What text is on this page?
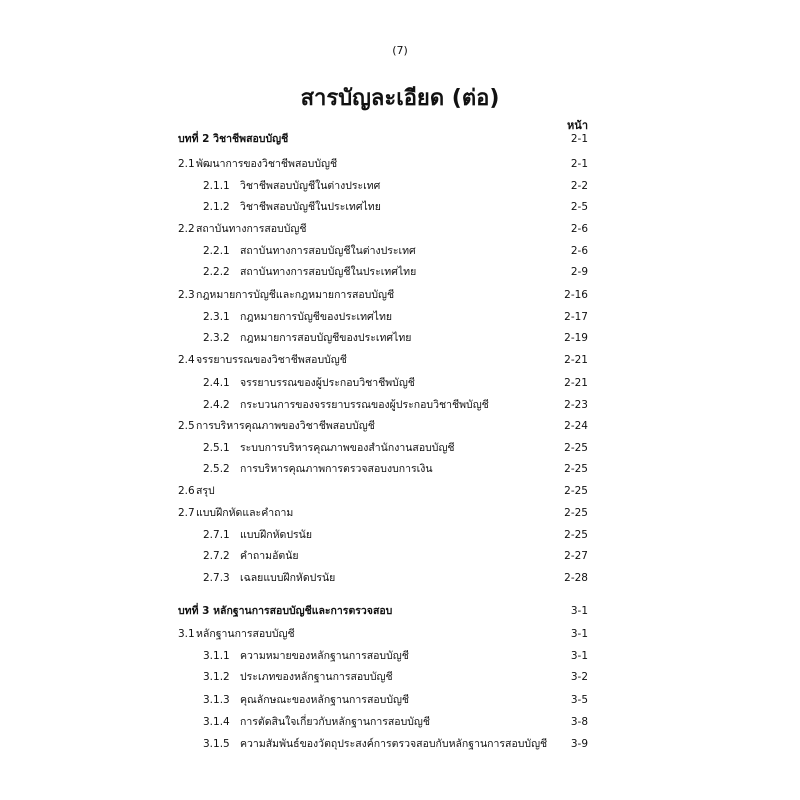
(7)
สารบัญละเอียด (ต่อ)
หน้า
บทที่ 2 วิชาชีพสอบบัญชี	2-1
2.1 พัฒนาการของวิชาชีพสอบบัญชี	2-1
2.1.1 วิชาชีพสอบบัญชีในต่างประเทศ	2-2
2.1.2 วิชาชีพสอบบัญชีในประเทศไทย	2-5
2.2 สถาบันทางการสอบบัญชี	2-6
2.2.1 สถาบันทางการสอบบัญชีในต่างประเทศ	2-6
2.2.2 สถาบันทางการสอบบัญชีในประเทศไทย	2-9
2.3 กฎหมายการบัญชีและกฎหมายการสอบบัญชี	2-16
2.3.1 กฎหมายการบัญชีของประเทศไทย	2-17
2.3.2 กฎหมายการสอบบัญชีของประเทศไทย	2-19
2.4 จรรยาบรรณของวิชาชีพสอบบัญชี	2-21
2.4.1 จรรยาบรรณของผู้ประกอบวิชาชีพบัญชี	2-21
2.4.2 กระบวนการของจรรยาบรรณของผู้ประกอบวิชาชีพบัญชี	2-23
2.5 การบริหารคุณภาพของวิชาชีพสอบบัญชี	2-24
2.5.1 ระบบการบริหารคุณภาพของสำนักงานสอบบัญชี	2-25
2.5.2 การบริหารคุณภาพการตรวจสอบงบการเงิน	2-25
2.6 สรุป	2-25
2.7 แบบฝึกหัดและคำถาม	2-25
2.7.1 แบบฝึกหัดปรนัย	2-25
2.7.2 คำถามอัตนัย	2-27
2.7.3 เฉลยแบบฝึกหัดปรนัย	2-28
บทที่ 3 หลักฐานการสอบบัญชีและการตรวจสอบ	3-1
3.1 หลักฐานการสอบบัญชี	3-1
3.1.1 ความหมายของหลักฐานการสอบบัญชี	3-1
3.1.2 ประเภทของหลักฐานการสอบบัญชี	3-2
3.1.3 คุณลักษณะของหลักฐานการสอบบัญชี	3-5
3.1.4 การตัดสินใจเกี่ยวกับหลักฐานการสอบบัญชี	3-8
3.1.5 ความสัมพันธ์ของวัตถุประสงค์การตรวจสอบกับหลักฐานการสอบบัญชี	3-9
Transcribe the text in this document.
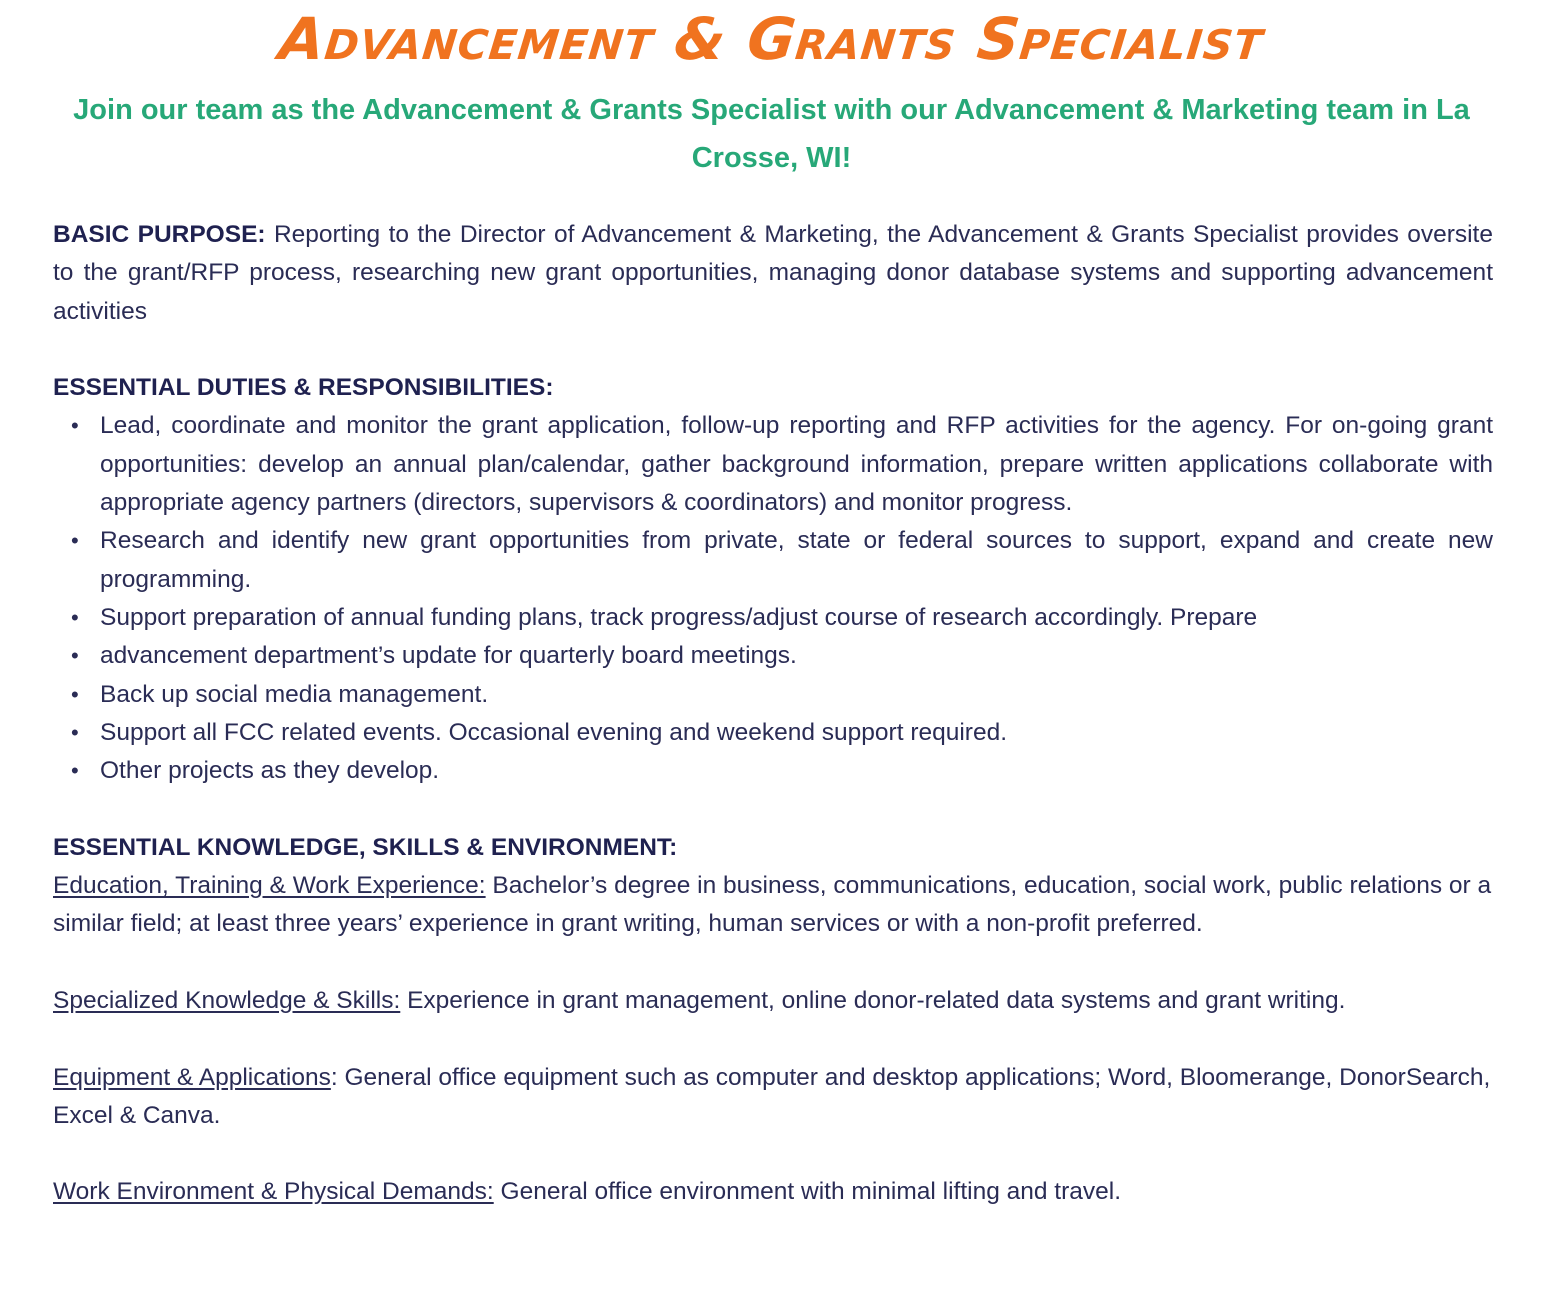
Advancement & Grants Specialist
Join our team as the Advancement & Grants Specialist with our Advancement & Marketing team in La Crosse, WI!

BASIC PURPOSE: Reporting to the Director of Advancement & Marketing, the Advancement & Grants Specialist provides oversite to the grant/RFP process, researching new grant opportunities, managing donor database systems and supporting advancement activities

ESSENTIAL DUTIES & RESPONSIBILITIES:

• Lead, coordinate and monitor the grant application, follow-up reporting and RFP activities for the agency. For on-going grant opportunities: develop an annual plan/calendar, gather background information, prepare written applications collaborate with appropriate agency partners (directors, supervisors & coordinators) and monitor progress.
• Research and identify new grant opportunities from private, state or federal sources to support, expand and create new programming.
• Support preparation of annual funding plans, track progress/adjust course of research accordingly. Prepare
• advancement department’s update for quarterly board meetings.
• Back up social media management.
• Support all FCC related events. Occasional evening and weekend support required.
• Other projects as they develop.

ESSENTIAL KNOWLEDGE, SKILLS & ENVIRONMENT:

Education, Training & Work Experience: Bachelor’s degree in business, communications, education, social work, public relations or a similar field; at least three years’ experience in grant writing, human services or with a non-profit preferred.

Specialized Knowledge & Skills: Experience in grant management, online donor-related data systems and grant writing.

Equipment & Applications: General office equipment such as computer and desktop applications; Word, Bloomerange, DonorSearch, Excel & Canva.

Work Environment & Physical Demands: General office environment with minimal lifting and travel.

§ **Directions**:
Show the lines of the data that hold the word "ของประเทศไทย".

§ **Answer to the exercise**:
2.3.1 กฎหมายการบัญชีของประเทศไทย	2-17
2.3.2 กฎหมายการสอบบัญชีของประเทศไทย	2-19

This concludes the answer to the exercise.